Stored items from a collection
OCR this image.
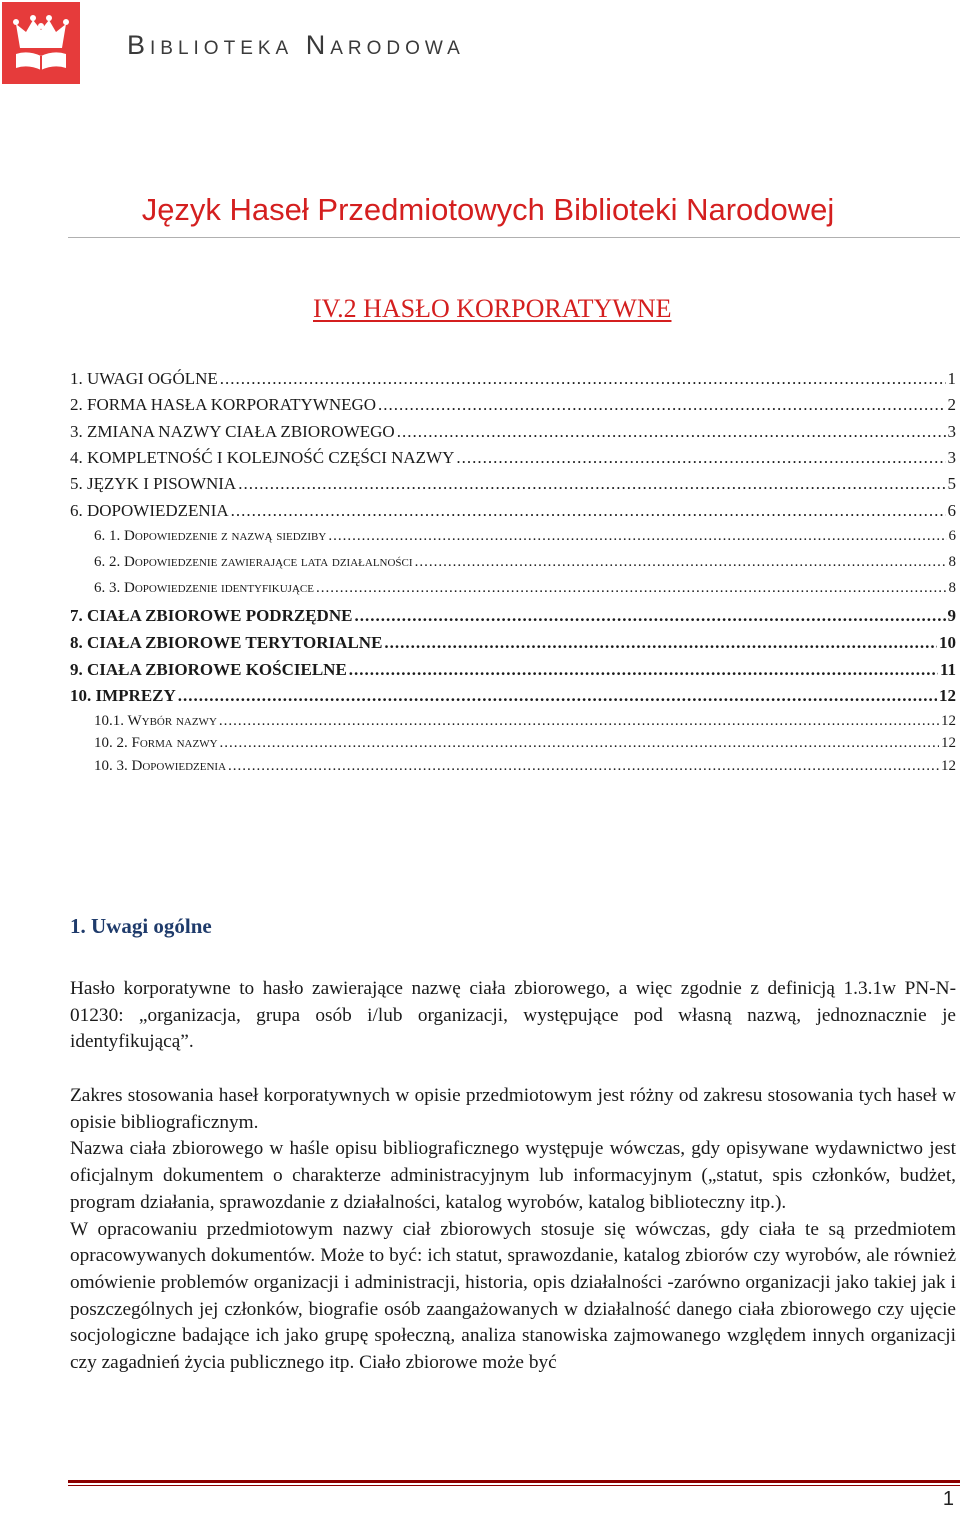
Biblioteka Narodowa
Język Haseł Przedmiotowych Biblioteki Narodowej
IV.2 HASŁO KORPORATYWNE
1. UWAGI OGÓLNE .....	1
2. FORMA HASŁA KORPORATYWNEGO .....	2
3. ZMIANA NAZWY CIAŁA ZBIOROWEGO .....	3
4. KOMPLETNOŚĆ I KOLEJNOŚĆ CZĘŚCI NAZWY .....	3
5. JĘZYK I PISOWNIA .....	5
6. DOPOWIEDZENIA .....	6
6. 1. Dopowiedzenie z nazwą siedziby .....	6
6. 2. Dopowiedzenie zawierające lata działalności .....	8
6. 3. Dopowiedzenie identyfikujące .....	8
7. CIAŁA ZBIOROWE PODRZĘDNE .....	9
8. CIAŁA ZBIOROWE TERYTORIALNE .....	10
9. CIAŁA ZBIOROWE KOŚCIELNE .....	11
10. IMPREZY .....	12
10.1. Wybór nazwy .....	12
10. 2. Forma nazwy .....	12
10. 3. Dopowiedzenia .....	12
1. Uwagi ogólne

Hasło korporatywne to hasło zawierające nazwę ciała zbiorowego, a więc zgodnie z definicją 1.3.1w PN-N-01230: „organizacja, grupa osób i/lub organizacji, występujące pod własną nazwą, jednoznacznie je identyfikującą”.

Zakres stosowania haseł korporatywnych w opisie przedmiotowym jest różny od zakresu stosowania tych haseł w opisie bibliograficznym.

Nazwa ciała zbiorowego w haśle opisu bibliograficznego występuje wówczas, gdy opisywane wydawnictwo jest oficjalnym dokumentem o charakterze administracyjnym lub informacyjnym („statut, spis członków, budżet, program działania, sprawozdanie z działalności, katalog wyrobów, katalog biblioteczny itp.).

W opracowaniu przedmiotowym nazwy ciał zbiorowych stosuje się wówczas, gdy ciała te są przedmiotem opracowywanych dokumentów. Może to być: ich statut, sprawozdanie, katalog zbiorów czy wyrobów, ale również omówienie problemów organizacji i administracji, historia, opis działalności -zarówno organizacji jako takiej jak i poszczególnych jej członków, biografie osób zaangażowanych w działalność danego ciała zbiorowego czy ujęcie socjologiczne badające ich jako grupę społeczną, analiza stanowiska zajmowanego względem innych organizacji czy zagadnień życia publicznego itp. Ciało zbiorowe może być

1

#### Required task:
Return all the lines that contain the string "Dopowiedzenie".

#### Exercise answer:
6. 1. Dopowiedzenie z nazwą siedziby .....	6
6. 2. Dopowiedzenie zawierające lata działalności .....	8
6. 3. Dopowiedzenie identyfikujące .....	8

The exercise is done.